● Requirements:
Scan the lines below for the string "underlying" and copy every one that has it.

[Items from a figure collection]
━━━
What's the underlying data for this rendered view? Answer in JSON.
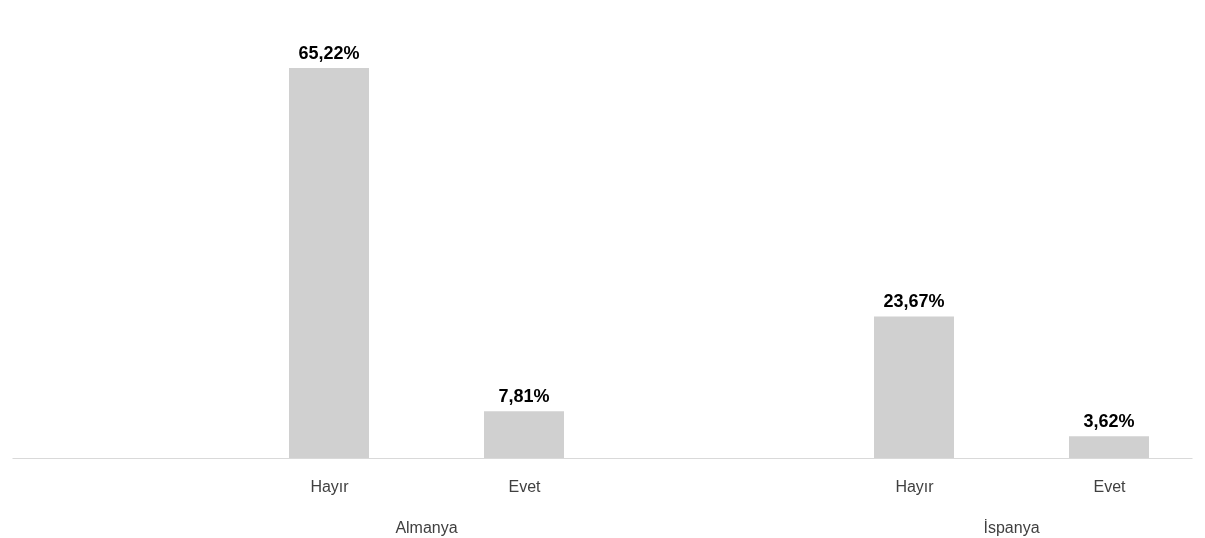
{
  "chart_data": {
    "type": "bar",
    "categories": [
      "Hayır",
      "Evet",
      "Hayır",
      "Evet"
    ],
    "values": [
      65.22,
      7.81,
      23.67,
      3.62
    ],
    "value_labels": [
      "65,22%",
      "7,81%",
      "23,67%",
      "3,62%"
    ],
    "color": "#d0d0d0",
    "annotations": [
      "Almanya",
      "İspanya"
    ]
  }
}
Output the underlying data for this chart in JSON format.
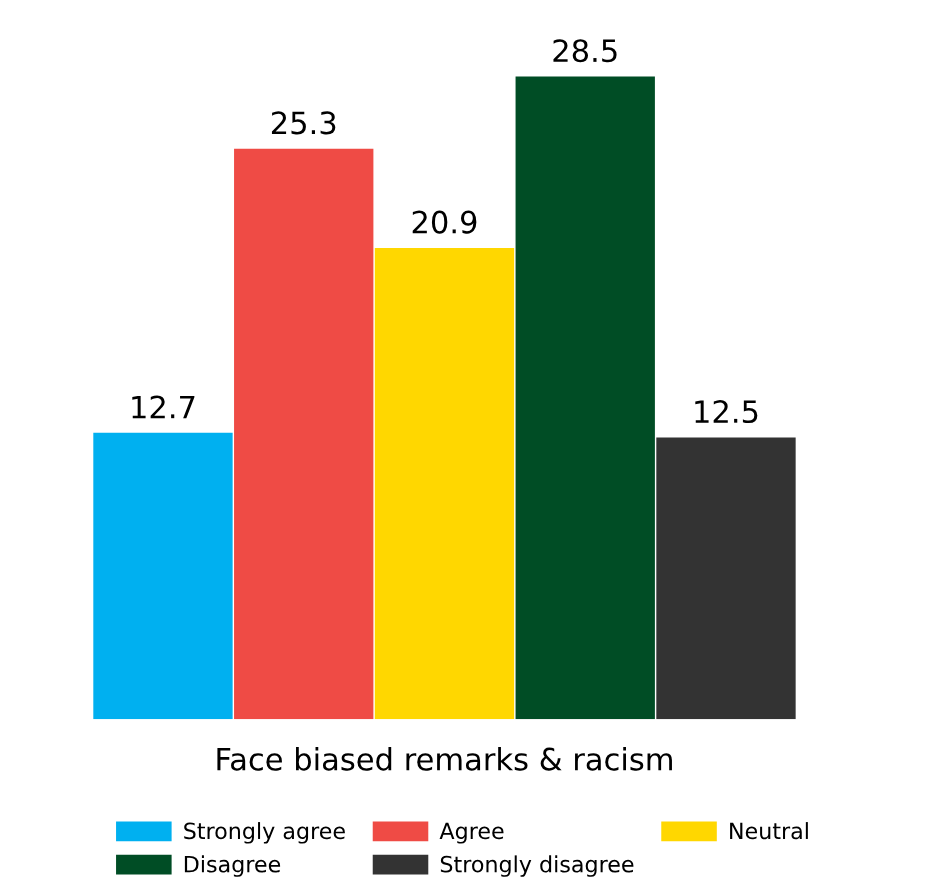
{
  "chart_data": {
    "type": "bar",
    "xlabel": "Face biased remarks & racism",
    "categories": [
      null
    ],
    "series": [
      {
        "name": "Strongly agree",
        "color": "#00b0f0",
        "values": [
          12.7
        ]
      },
      {
        "name": "Agree",
        "color": "#ef4b45",
        "values": [
          25.3
        ]
      },
      {
        "name": "Neutral",
        "color": "#ffd700",
        "values": [
          20.9
        ]
      },
      {
        "name": "Disagree",
        "color": "#004d25",
        "values": [
          28.5
        ]
      },
      {
        "name": "Strongly disagree",
        "color": "#333333",
        "values": [
          12.5
        ]
      }
    ],
    "data_labels": true,
    "legend": "bottom",
    "grid": false,
    "tick_labels": false
  }
}
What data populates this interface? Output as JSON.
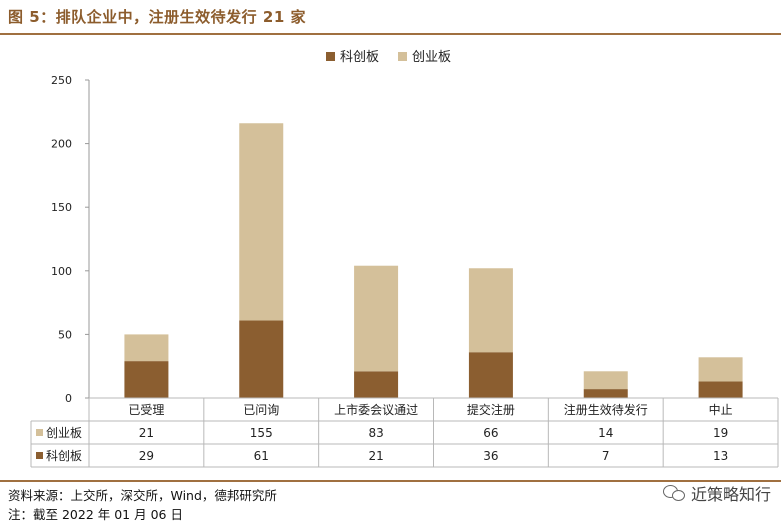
{
  "header": {
    "title": "图 5：排队企业中，注册生效待发行 21 家"
  },
  "footer": {
    "source": "资料来源：上交所，深交所，Wind，德邦研究所",
    "note": "注：截至 2022 年 01 月 06 日",
    "watermark": "近策略知行"
  },
  "colors": {
    "kechuang": "#8b5e30",
    "chuangye": "#d4c09a",
    "accent": "#8c5c2c",
    "grid": "#bfbfbf"
  },
  "icons": {
    "watermark": "wechat-icon"
  },
  "chart_data": {
    "type": "bar",
    "stacked": true,
    "categories": [
      "已受理",
      "已问询",
      "上市委会议通过",
      "提交注册",
      "注册生效待发行",
      "中止"
    ],
    "series": [
      {
        "name": "科创板",
        "values": [
          29,
          61,
          21,
          36,
          7,
          13
        ],
        "color": "#8b5e30"
      },
      {
        "name": "创业板",
        "values": [
          21,
          155,
          83,
          66,
          14,
          19
        ],
        "color": "#d4c09a"
      }
    ],
    "table_rows": [
      {
        "name": "创业板",
        "values": [
          21,
          155,
          83,
          66,
          14,
          19
        ]
      },
      {
        "name": "科创板",
        "values": [
          29,
          61,
          21,
          36,
          7,
          13
        ]
      }
    ],
    "ylim": [
      0,
      250
    ],
    "yticks": [
      0,
      50,
      100,
      150,
      200,
      250
    ],
    "legend": "top-center",
    "grid": false
  }
}
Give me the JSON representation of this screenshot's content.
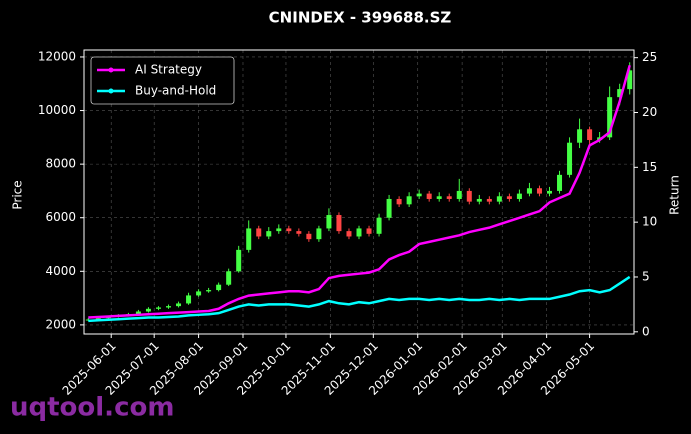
{
  "chart_data": {
    "type": "candlestick",
    "title": "CNINDEX - 399688.SZ",
    "y_label": "Price",
    "y2_label": "Return",
    "watermark": "uqtool.com",
    "x": [
      "2025-05-16",
      "2025-05-23",
      "2025-05-30",
      "2025-06-06",
      "2025-06-13",
      "2025-06-20",
      "2025-06-27",
      "2025-07-04",
      "2025-07-11",
      "2025-07-18",
      "2025-07-25",
      "2025-08-01",
      "2025-08-08",
      "2025-08-15",
      "2025-08-22",
      "2025-08-29",
      "2025-09-05",
      "2025-09-12",
      "2025-09-19",
      "2025-09-26",
      "2025-10-03",
      "2025-10-10",
      "2025-10-17",
      "2025-10-24",
      "2025-10-31",
      "2025-11-07",
      "2025-11-14",
      "2025-11-21",
      "2025-11-28",
      "2025-12-05",
      "2025-12-12",
      "2025-12-19",
      "2025-12-26",
      "2026-01-02",
      "2026-01-09",
      "2026-01-16",
      "2026-01-23",
      "2026-01-30",
      "2026-02-06",
      "2026-02-13",
      "2026-02-20",
      "2026-02-27",
      "2026-03-06",
      "2026-03-13",
      "2026-03-20",
      "2026-03-27",
      "2026-04-03",
      "2026-04-10",
      "2026-04-17",
      "2026-04-24",
      "2026-05-01",
      "2026-05-08",
      "2026-05-15",
      "2026-05-22",
      "2026-05-29"
    ],
    "open": [
      2180,
      2200,
      2250,
      2300,
      2350,
      2400,
      2500,
      2600,
      2650,
      2700,
      2800,
      3100,
      3250,
      3300,
      3500,
      4000,
      4800,
      5600,
      5300,
      5500,
      5600,
      5500,
      5400,
      5200,
      5600,
      6100,
      5500,
      5300,
      5600,
      5400,
      6000,
      6700,
      6500,
      6800,
      6900,
      6700,
      6800,
      6700,
      7000,
      6600,
      6700,
      6600,
      6800,
      6700,
      6900,
      7100,
      6900,
      7000,
      7600,
      8800,
      9300,
      8900,
      9000,
      10500,
      10800
    ],
    "high": [
      2260,
      2300,
      2350,
      2400,
      2450,
      2560,
      2660,
      2700,
      2760,
      2870,
      3200,
      3330,
      3380,
      3580,
      4100,
      4950,
      5900,
      5700,
      5650,
      5750,
      5700,
      5600,
      5500,
      5700,
      6350,
      6200,
      5600,
      5700,
      5700,
      6150,
      6850,
      6800,
      6950,
      7050,
      7000,
      6950,
      6900,
      7450,
      7100,
      6850,
      6800,
      6950,
      6900,
      7050,
      7300,
      7200,
      7150,
      7750,
      9000,
      9700,
      9400,
      9200,
      10900,
      11000,
      11800
    ],
    "low": [
      2150,
      2170,
      2220,
      2270,
      2320,
      2370,
      2460,
      2550,
      2600,
      2650,
      2750,
      3050,
      3200,
      3250,
      3450,
      3950,
      4700,
      5200,
      5200,
      5400,
      5400,
      5300,
      5100,
      5100,
      5500,
      5400,
      5200,
      5200,
      5300,
      5300,
      5900,
      6400,
      6400,
      6700,
      6600,
      6600,
      6600,
      6600,
      6500,
      6500,
      6500,
      6500,
      6600,
      6600,
      6800,
      6800,
      6800,
      6900,
      7500,
      8600,
      8700,
      8800,
      8900,
      10200,
      10600
    ],
    "close": [
      2200,
      2250,
      2300,
      2350,
      2400,
      2500,
      2600,
      2650,
      2700,
      2800,
      3100,
      3250,
      3300,
      3500,
      4000,
      4800,
      5600,
      5300,
      5500,
      5600,
      5500,
      5400,
      5200,
      5600,
      6100,
      5500,
      5300,
      5600,
      5400,
      6000,
      6700,
      6500,
      6800,
      6900,
      6700,
      6800,
      6700,
      7000,
      6600,
      6700,
      6600,
      6800,
      6700,
      6900,
      7100,
      6900,
      7000,
      7600,
      8800,
      9300,
      8900,
      9000,
      10500,
      10800,
      11500
    ],
    "up_color": "#44ff44",
    "down_color": "#ff4444",
    "series": [
      {
        "name": "AI Strategy",
        "color": "#ff00ff",
        "axis": "y2",
        "values": [
          1.3,
          1.35,
          1.4,
          1.45,
          1.5,
          1.55,
          1.6,
          1.65,
          1.7,
          1.75,
          1.8,
          1.85,
          1.9,
          2.1,
          2.6,
          3.0,
          3.3,
          3.4,
          3.5,
          3.6,
          3.7,
          3.7,
          3.6,
          3.9,
          4.9,
          5.1,
          5.2,
          5.3,
          5.4,
          5.7,
          6.6,
          7.0,
          7.3,
          8.0,
          8.2,
          8.4,
          8.6,
          8.8,
          9.1,
          9.3,
          9.5,
          9.8,
          10.1,
          10.4,
          10.7,
          11.0,
          11.8,
          12.2,
          12.6,
          14.5,
          17.0,
          17.5,
          18.2,
          21.0,
          24.3
        ]
      },
      {
        "name": "Buy-and-Hold",
        "color": "#00ffff",
        "axis": "y2",
        "values": [
          1.0,
          1.05,
          1.1,
          1.15,
          1.2,
          1.25,
          1.3,
          1.3,
          1.35,
          1.4,
          1.5,
          1.55,
          1.6,
          1.7,
          2.0,
          2.3,
          2.5,
          2.4,
          2.5,
          2.5,
          2.5,
          2.4,
          2.3,
          2.5,
          2.8,
          2.6,
          2.5,
          2.7,
          2.6,
          2.8,
          3.0,
          2.9,
          3.0,
          3.0,
          2.9,
          3.0,
          2.9,
          3.0,
          2.9,
          2.9,
          3.0,
          2.9,
          3.0,
          2.9,
          3.0,
          3.0,
          3.0,
          3.2,
          3.4,
          3.7,
          3.8,
          3.6,
          3.8,
          4.4,
          5.0
        ]
      }
    ],
    "xlim": [
      "2025-05-13",
      "2026-06-01"
    ],
    "xticks": [
      "2025-06-01",
      "2025-07-01",
      "2025-08-01",
      "2025-09-01",
      "2025-10-01",
      "2025-11-01",
      "2025-12-01",
      "2026-01-01",
      "2026-02-01",
      "2026-03-01",
      "2026-04-01",
      "2026-05-01"
    ],
    "ylim": [
      1660,
      12260
    ],
    "yticks": [
      2000,
      4000,
      6000,
      8000,
      10000,
      12000
    ],
    "y2lim": [
      -0.2,
      25.7
    ],
    "y2ticks": [
      0,
      5,
      10,
      15,
      20,
      25
    ],
    "grid": true,
    "legend": "upper left"
  }
}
━━━
● Solution to the exercise:
What's the underlying data for this rendered view? Answer in JSON.
Output the underlying data for this chart in JSON format.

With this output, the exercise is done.